Below are the records. List every line holding the word "EXTRACT".

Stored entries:
-- begin --

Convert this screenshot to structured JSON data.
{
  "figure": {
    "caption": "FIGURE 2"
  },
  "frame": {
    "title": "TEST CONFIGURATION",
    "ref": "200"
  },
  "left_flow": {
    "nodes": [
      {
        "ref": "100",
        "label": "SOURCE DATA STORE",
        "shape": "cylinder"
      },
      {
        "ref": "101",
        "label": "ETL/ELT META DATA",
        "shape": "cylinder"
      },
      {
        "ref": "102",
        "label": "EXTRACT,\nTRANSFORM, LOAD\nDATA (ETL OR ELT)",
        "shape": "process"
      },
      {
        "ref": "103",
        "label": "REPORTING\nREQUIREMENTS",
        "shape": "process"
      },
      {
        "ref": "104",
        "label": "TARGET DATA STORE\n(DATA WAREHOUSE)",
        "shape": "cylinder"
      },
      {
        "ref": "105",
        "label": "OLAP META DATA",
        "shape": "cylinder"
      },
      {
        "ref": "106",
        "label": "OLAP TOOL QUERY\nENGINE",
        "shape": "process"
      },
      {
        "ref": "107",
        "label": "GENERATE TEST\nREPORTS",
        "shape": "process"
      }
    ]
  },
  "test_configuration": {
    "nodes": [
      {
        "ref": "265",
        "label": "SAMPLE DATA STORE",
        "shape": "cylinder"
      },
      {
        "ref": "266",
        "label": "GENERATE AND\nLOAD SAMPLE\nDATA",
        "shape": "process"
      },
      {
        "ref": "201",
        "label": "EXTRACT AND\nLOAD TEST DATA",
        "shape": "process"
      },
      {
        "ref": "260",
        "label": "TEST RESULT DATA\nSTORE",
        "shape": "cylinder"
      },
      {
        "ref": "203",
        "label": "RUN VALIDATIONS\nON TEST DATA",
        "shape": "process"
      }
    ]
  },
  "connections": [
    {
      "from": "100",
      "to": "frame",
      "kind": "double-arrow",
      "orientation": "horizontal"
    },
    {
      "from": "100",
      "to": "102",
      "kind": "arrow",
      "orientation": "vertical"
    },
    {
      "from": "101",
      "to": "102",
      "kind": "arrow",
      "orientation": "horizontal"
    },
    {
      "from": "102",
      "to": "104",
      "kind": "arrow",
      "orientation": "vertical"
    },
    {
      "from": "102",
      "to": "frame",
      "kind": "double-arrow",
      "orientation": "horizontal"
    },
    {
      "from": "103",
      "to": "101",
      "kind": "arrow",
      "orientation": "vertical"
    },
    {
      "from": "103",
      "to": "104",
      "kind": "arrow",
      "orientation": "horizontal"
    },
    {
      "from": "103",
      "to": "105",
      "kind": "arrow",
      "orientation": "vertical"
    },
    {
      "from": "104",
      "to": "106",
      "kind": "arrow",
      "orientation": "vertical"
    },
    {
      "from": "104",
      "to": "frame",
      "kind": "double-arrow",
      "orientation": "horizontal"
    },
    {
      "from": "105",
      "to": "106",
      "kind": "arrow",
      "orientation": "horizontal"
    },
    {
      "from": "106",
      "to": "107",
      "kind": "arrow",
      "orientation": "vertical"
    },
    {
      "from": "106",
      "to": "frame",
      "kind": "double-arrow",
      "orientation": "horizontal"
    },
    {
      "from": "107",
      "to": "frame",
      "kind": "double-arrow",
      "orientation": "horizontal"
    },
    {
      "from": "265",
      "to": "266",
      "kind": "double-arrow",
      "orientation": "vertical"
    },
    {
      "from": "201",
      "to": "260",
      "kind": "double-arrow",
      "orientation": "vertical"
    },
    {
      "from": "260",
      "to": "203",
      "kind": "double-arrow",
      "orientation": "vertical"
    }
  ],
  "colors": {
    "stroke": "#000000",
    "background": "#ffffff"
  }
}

-- end --

== OUTPUT OF THE EXERCISE ==
        "label": "EXTRACT,\nTRANSFORM, LOAD\nDATA (ETL OR ELT)",
        "label": "EXTRACT AND\nLOAD TEST DATA",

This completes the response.